Data records:
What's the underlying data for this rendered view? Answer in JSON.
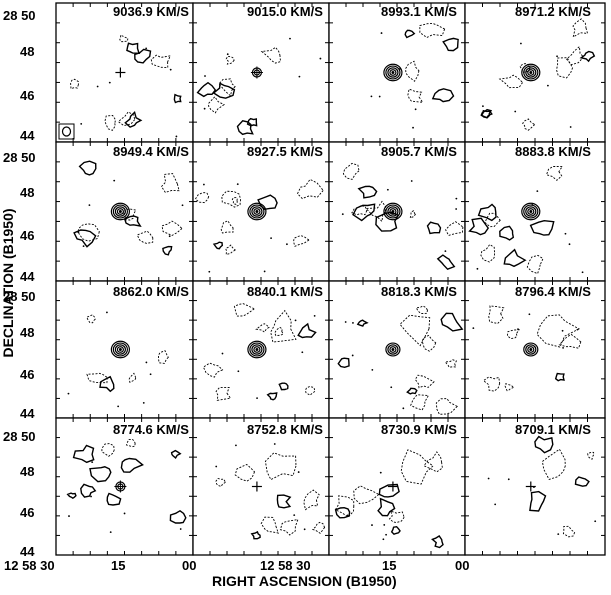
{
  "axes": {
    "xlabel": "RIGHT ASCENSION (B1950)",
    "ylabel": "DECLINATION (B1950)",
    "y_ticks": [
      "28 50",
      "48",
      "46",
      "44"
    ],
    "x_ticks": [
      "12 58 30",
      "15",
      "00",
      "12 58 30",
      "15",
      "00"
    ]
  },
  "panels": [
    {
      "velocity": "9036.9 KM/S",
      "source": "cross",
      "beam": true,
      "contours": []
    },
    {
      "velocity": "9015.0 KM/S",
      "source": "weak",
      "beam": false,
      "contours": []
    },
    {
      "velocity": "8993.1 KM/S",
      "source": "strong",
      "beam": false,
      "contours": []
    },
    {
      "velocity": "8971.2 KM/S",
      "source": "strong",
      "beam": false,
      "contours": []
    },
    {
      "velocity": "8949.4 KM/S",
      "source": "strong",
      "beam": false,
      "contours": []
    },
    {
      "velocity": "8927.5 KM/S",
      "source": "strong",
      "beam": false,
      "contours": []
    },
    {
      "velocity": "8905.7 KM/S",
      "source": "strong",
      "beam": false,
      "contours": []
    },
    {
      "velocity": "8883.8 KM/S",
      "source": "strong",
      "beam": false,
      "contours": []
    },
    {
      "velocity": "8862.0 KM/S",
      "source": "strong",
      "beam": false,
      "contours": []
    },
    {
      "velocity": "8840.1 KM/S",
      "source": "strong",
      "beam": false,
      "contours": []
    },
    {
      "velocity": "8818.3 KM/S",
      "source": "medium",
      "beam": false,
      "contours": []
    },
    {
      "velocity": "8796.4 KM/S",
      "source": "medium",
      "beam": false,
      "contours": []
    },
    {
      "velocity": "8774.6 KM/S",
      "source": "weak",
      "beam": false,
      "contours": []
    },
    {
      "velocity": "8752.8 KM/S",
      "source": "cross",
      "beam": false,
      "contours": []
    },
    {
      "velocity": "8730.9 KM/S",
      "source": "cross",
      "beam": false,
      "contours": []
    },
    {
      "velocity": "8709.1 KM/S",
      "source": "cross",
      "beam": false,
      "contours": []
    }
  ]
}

* * *

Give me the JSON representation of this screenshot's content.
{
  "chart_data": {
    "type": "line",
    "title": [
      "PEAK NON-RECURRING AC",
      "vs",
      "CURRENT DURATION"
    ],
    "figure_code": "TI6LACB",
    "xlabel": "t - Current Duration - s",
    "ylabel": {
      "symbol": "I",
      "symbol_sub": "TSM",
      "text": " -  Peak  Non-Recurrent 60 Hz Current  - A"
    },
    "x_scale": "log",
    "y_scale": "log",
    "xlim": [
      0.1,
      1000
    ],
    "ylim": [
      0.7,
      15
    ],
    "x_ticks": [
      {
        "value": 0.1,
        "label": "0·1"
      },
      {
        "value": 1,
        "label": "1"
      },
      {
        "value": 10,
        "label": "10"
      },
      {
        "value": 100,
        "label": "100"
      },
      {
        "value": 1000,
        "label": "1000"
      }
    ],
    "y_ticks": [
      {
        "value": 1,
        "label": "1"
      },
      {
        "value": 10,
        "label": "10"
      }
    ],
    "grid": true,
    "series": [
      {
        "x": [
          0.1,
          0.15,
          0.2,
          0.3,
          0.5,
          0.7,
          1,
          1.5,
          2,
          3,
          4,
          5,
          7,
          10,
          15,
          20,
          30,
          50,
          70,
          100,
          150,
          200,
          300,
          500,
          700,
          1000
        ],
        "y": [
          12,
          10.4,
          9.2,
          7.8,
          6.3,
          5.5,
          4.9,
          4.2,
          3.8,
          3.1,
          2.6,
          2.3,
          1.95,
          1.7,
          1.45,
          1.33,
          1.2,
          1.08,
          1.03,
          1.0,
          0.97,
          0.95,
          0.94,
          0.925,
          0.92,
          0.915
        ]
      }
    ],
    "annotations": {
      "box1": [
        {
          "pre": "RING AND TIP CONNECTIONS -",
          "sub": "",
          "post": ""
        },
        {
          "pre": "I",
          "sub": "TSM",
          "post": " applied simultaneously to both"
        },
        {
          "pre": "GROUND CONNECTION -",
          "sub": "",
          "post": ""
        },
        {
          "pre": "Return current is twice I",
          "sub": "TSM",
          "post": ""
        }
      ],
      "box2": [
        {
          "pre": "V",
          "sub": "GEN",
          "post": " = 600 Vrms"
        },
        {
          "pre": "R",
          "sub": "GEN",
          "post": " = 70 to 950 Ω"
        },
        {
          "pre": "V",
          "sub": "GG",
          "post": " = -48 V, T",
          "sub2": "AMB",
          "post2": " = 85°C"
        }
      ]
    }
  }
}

**THE TASK**
Where a line above contains the string "this", copy that line.

**RESULT OF THE TASK**
What's the underlying data for this rendered view? Answer in JSON.
Give me the JSON representation of this screenshot's content.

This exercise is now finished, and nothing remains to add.